Records for processing
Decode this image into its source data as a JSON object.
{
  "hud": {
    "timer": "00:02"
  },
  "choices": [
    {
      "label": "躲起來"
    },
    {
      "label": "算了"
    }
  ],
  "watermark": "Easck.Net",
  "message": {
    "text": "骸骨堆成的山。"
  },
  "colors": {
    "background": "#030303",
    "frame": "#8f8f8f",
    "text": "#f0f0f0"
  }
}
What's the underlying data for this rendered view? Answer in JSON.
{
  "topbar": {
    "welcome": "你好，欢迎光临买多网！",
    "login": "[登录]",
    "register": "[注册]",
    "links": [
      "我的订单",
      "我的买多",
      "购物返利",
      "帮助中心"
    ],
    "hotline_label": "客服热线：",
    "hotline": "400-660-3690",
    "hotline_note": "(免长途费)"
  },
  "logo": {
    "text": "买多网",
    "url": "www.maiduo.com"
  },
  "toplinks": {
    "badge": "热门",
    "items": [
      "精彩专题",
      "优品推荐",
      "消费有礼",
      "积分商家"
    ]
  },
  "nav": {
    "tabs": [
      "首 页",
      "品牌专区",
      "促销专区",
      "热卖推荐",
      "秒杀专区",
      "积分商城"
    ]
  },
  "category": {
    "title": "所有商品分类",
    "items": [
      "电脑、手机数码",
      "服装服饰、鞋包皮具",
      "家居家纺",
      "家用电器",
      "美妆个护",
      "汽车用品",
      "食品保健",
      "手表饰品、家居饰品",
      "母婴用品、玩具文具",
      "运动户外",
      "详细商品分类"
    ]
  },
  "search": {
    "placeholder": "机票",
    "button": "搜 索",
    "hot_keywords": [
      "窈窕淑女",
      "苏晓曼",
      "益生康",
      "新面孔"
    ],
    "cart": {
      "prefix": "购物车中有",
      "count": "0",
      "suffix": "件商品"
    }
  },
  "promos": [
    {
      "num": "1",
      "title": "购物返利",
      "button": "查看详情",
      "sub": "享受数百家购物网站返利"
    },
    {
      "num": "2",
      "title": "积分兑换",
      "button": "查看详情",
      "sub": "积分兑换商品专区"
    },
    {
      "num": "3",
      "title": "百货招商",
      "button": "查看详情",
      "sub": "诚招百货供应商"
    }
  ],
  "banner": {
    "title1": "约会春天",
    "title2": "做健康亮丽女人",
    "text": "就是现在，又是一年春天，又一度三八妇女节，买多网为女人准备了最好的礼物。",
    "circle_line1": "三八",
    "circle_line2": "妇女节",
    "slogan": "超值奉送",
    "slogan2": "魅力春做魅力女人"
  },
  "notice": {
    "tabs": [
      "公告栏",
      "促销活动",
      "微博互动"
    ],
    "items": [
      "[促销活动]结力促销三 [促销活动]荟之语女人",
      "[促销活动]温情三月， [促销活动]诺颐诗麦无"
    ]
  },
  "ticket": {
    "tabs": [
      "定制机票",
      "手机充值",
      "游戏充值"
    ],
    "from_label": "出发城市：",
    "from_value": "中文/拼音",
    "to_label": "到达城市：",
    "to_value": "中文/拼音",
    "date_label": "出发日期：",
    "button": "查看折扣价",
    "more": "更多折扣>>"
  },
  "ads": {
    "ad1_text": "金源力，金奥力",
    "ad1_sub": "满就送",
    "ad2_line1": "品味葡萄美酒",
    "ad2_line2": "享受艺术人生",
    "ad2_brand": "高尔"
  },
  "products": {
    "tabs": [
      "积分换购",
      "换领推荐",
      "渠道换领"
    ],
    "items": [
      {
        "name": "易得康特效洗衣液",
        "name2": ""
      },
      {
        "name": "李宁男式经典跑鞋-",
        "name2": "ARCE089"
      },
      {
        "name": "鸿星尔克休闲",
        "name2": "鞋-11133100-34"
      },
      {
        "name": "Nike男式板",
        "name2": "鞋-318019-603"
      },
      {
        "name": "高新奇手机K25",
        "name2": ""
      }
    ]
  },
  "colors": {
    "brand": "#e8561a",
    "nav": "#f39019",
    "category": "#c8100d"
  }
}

Short exercise
Transcribe the full listing above without leaving anything out.

Answer in full
Decode this image into its source data as a JSON object.
{
  "hud": {
    "timer": "00:02"
  },
  "choices": [
    {
      "label": "躲起來"
    },
    {
      "label": "算了"
    }
  ],
  "watermark": "Easck.Net",
  "message": {
    "text": "骸骨堆成的山。"
  },
  "colors": {
    "background": "#030303",
    "frame": "#8f8f8f",
    "text": "#f0f0f0"
  }
}
What's the underlying data for this rendered view? Answer in JSON.
{
  "topbar": {
    "welcome": "你好，欢迎光临买多网！",
    "login": "[登录]",
    "register": "[注册]",
    "links": [
      "我的订单",
      "我的买多",
      "购物返利",
      "帮助中心"
    ],
    "hotline_label": "客服热线：",
    "hotline": "400-660-3690",
    "hotline_note": "(免长途费)"
  },
  "logo": {
    "text": "买多网",
    "url": "www.maiduo.com"
  },
  "toplinks": {
    "badge": "热门",
    "items": [
      "精彩专题",
      "优品推荐",
      "消费有礼",
      "积分商家"
    ]
  },
  "nav": {
    "tabs": [
      "首 页",
      "品牌专区",
      "促销专区",
      "热卖推荐",
      "秒杀专区",
      "积分商城"
    ]
  },
  "category": {
    "title": "所有商品分类",
    "items": [
      "电脑、手机数码",
      "服装服饰、鞋包皮具",
      "家居家纺",
      "家用电器",
      "美妆个护",
      "汽车用品",
      "食品保健",
      "手表饰品、家居饰品",
      "母婴用品、玩具文具",
      "运动户外",
      "详细商品分类"
    ]
  },
  "search": {
    "placeholder": "机票",
    "button": "搜 索",
    "hot_keywords": [
      "窈窕淑女",
      "苏晓曼",
      "益生康",
      "新面孔"
    ],
    "cart": {
      "prefix": "购物车中有",
      "count": "0",
      "suffix": "件商品"
    }
  },
  "promos": [
    {
      "num": "1",
      "title": "购物返利",
      "button": "查看详情",
      "sub": "享受数百家购物网站返利"
    },
    {
      "num": "2",
      "title": "积分兑换",
      "button": "查看详情",
      "sub": "积分兑换商品专区"
    },
    {
      "num": "3",
      "title": "百货招商",
      "button": "查看详情",
      "sub": "诚招百货供应商"
    }
  ],
  "banner": {
    "title1": "约会春天",
    "title2": "做健康亮丽女人",
    "text": "就是现在，又是一年春天，又一度三八妇女节，买多网为女人准备了最好的礼物。",
    "circle_line1": "三八",
    "circle_line2": "妇女节",
    "slogan": "超值奉送",
    "slogan2": "魅力春做魅力女人"
  },
  "notice": {
    "tabs": [
      "公告栏",
      "促销活动",
      "微博互动"
    ],
    "items": [
      "[促销活动]结力促销三 [促销活动]荟之语女人",
      "[促销活动]温情三月， [促销活动]诺颐诗麦无"
    ]
  },
  "ticket": {
    "tabs": [
      "定制机票",
      "手机充值",
      "游戏充值"
    ],
    "from_label": "出发城市：",
    "from_value": "中文/拼音",
    "to_label": "到达城市：",
    "to_value": "中文/拼音",
    "date_label": "出发日期：",
    "button": "查看折扣价",
    "more": "更多折扣>>"
  },
  "ads": {
    "ad1_text": "金源力，金奥力",
    "ad1_sub": "满就送",
    "ad2_line1": "品味葡萄美酒",
    "ad2_line2": "享受艺术人生",
    "ad2_brand": "高尔"
  },
  "products": {
    "tabs": [
      "积分换购",
      "换领推荐",
      "渠道换领"
    ],
    "items": [
      {
        "name": "易得康特效洗衣液",
        "name2": ""
      },
      {
        "name": "李宁男式经典跑鞋-",
        "name2": "ARCE089"
      },
      {
        "name": "鸿星尔克休闲",
        "name2": "鞋-11133100-34"
      },
      {
        "name": "Nike男式板",
        "name2": "鞋-318019-603"
      },
      {
        "name": "高新奇手机K25",
        "name2": ""
      }
    ]
  },
  "colors": {
    "brand": "#e8561a",
    "nav": "#f39019",
    "category": "#c8100d"
  }
}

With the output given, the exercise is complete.